Task details.
Retype the whole listing verbatim and keep the pictures out of it.

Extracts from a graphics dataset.

* * *

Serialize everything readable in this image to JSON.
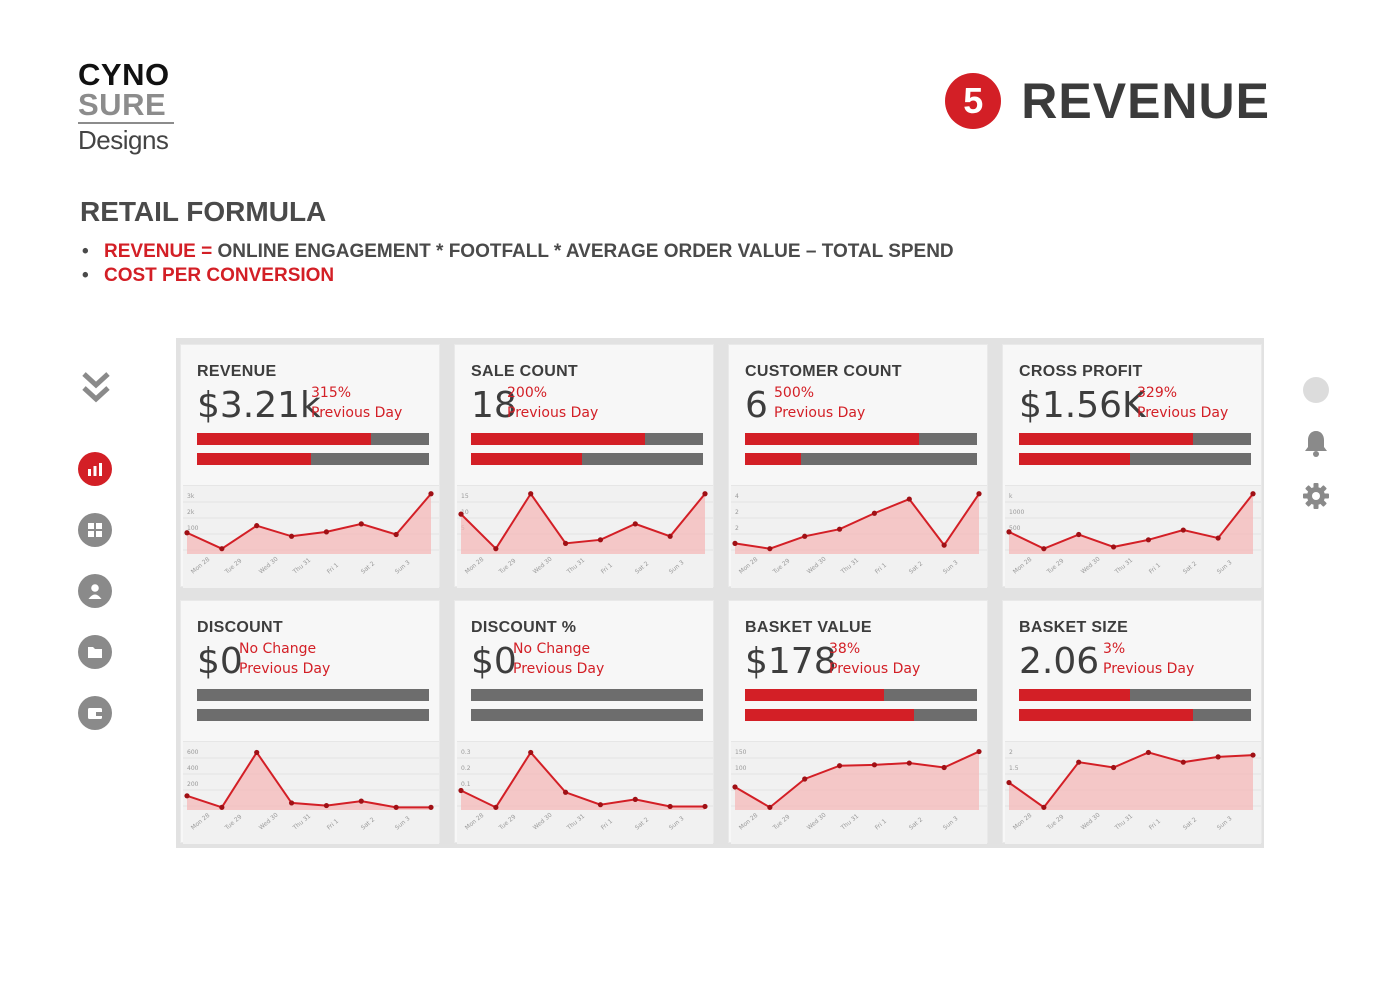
{
  "logo": {
    "line1": "CYNO",
    "line2": "SURE",
    "line3": "Designs"
  },
  "section": {
    "number": "5",
    "title": "REVENUE"
  },
  "formula": {
    "title": "RETAIL FORMULA",
    "line1_red": "REVENUE =",
    "line1_rest": " ONLINE ENGAGEMENT * FOOTFALL * AVERAGE ORDER VALUE – TOTAL SPEND",
    "line2_red": "COST PER CONVERSION"
  },
  "colors": {
    "accent": "#d31f26",
    "bar_gray": "#6d6d6d",
    "nav_gray": "#8a8a8a"
  },
  "left_nav": {
    "items": [
      "double-chevron-down-icon",
      "bar-chart-icon",
      "grid-icon",
      "user-icon",
      "folder-icon",
      "wallet-icon"
    ],
    "active": "bar-chart-icon"
  },
  "right_nav": {
    "items": [
      "status-dot-icon",
      "bell-icon",
      "gear-icon"
    ]
  },
  "x_labels": [
    "Mon 28",
    "Tue 29",
    "Wed 30",
    "Thu 31",
    "Fri 1",
    "Sat 2",
    "Sun 3"
  ],
  "cards": [
    {
      "title": "REVENUE",
      "value": "$3.21k",
      "change": "315%",
      "compare": "Previous Day",
      "bar1": 0.75,
      "bar2": 0.49,
      "yticks": [
        "3k",
        "2k",
        "100"
      ],
      "y": [
        2.4,
        0.6,
        3.2,
        2.0,
        2.5,
        3.4,
        2.2,
        6.8
      ]
    },
    {
      "title": "SALE COUNT",
      "value": "18",
      "change": "200%",
      "compare": "Previous Day",
      "bar1": 0.75,
      "bar2": 0.48,
      "yticks": [
        "15",
        "10",
        "5"
      ],
      "y": [
        4.5,
        0.6,
        6.8,
        1.2,
        1.6,
        3.4,
        2.0,
        6.8
      ]
    },
    {
      "title": "CUSTOMER COUNT",
      "value": "6",
      "change": "500%",
      "compare": "Previous Day",
      "bar1": 0.75,
      "bar2": 0.24,
      "yticks": [
        "4",
        "2",
        "2"
      ],
      "y": [
        1.2,
        0.6,
        2.0,
        2.8,
        4.6,
        6.2,
        1.0,
        6.8
      ]
    },
    {
      "title": "CROSS PROFIT",
      "value": "$1.56K",
      "change": "329%",
      "compare": "Previous Day",
      "bar1": 0.75,
      "bar2": 0.48,
      "yticks": [
        "k",
        "1000",
        "500"
      ],
      "y": [
        2.5,
        0.6,
        2.2,
        0.8,
        1.6,
        2.7,
        1.8,
        6.8
      ]
    },
    {
      "title": "DISCOUNT",
      "value": "$0",
      "change": "No Change",
      "compare": "Previous Day",
      "bar1": 0,
      "bar2": 0,
      "yticks": [
        "600",
        "400",
        "200"
      ],
      "y": [
        1.6,
        0.3,
        6.5,
        0.8,
        0.5,
        1.0,
        0.3,
        0.3
      ]
    },
    {
      "title": "DISCOUNT %",
      "value": "$0",
      "change": "No Change",
      "compare": "Previous Day",
      "bar1": 0,
      "bar2": 0,
      "yticks": [
        "0.3",
        "0.2",
        "0.1"
      ],
      "y": [
        2.2,
        0.3,
        6.5,
        2.0,
        0.6,
        1.2,
        0.4,
        0.4
      ]
    },
    {
      "title": "BASKET VALUE",
      "value": "$178",
      "change": "38%",
      "compare": "Previous Day",
      "bar1": 0.6,
      "bar2": 0.73,
      "yticks": [
        "150",
        "100"
      ],
      "y": [
        2.6,
        0.3,
        3.5,
        5.0,
        5.1,
        5.3,
        4.8,
        6.6
      ]
    },
    {
      "title": "BASKET SIZE",
      "value": "2.06",
      "change": "3%",
      "compare": "Previous Day",
      "bar1": 0.48,
      "bar2": 0.75,
      "yticks": [
        "2",
        "1.5",
        "1"
      ],
      "y": [
        3.1,
        0.3,
        5.4,
        4.8,
        6.5,
        5.4,
        6.0,
        6.2
      ]
    }
  ]
}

* * *

Answer to the exercise.
Serialize everything readable in this image to JSON.
{
  "logo": {
    "line1": "CYNO",
    "line2": "SURE",
    "line3": "Designs"
  },
  "section": {
    "number": "5",
    "title": "REVENUE"
  },
  "formula": {
    "title": "RETAIL FORMULA",
    "line1_red": "REVENUE =",
    "line1_rest": " ONLINE ENGAGEMENT * FOOTFALL * AVERAGE ORDER VALUE – TOTAL SPEND",
    "line2_red": "COST PER CONVERSION"
  },
  "colors": {
    "accent": "#d31f26",
    "bar_gray": "#6d6d6d",
    "nav_gray": "#8a8a8a"
  },
  "left_nav": {
    "items": [
      "double-chevron-down-icon",
      "bar-chart-icon",
      "grid-icon",
      "user-icon",
      "folder-icon",
      "wallet-icon"
    ],
    "active": "bar-chart-icon"
  },
  "right_nav": {
    "items": [
      "status-dot-icon",
      "bell-icon",
      "gear-icon"
    ]
  },
  "x_labels": [
    "Mon 28",
    "Tue 29",
    "Wed 30",
    "Thu 31",
    "Fri 1",
    "Sat 2",
    "Sun 3"
  ],
  "cards": [
    {
      "title": "REVENUE",
      "value": "$3.21k",
      "change": "315%",
      "compare": "Previous Day",
      "bar1": 0.75,
      "bar2": 0.49,
      "yticks": [
        "3k",
        "2k",
        "100"
      ],
      "y": [
        2.4,
        0.6,
        3.2,
        2.0,
        2.5,
        3.4,
        2.2,
        6.8
      ]
    },
    {
      "title": "SALE COUNT",
      "value": "18",
      "change": "200%",
      "compare": "Previous Day",
      "bar1": 0.75,
      "bar2": 0.48,
      "yticks": [
        "15",
        "10",
        "5"
      ],
      "y": [
        4.5,
        0.6,
        6.8,
        1.2,
        1.6,
        3.4,
        2.0,
        6.8
      ]
    },
    {
      "title": "CUSTOMER COUNT",
      "value": "6",
      "change": "500%",
      "compare": "Previous Day",
      "bar1": 0.75,
      "bar2": 0.24,
      "yticks": [
        "4",
        "2",
        "2"
      ],
      "y": [
        1.2,
        0.6,
        2.0,
        2.8,
        4.6,
        6.2,
        1.0,
        6.8
      ]
    },
    {
      "title": "CROSS PROFIT",
      "value": "$1.56K",
      "change": "329%",
      "compare": "Previous Day",
      "bar1": 0.75,
      "bar2": 0.48,
      "yticks": [
        "k",
        "1000",
        "500"
      ],
      "y": [
        2.5,
        0.6,
        2.2,
        0.8,
        1.6,
        2.7,
        1.8,
        6.8
      ]
    },
    {
      "title": "DISCOUNT",
      "value": "$0",
      "change": "No Change",
      "compare": "Previous Day",
      "bar1": 0,
      "bar2": 0,
      "yticks": [
        "600",
        "400",
        "200"
      ],
      "y": [
        1.6,
        0.3,
        6.5,
        0.8,
        0.5,
        1.0,
        0.3,
        0.3
      ]
    },
    {
      "title": "DISCOUNT %",
      "value": "$0",
      "change": "No Change",
      "compare": "Previous Day",
      "bar1": 0,
      "bar2": 0,
      "yticks": [
        "0.3",
        "0.2",
        "0.1"
      ],
      "y": [
        2.2,
        0.3,
        6.5,
        2.0,
        0.6,
        1.2,
        0.4,
        0.4
      ]
    },
    {
      "title": "BASKET VALUE",
      "value": "$178",
      "change": "38%",
      "compare": "Previous Day",
      "bar1": 0.6,
      "bar2": 0.73,
      "yticks": [
        "150",
        "100"
      ],
      "y": [
        2.6,
        0.3,
        3.5,
        5.0,
        5.1,
        5.3,
        4.8,
        6.6
      ]
    },
    {
      "title": "BASKET SIZE",
      "value": "2.06",
      "change": "3%",
      "compare": "Previous Day",
      "bar1": 0.48,
      "bar2": 0.75,
      "yticks": [
        "2",
        "1.5",
        "1"
      ],
      "y": [
        3.1,
        0.3,
        5.4,
        4.8,
        6.5,
        5.4,
        6.0,
        6.2
      ]
    }
  ]
}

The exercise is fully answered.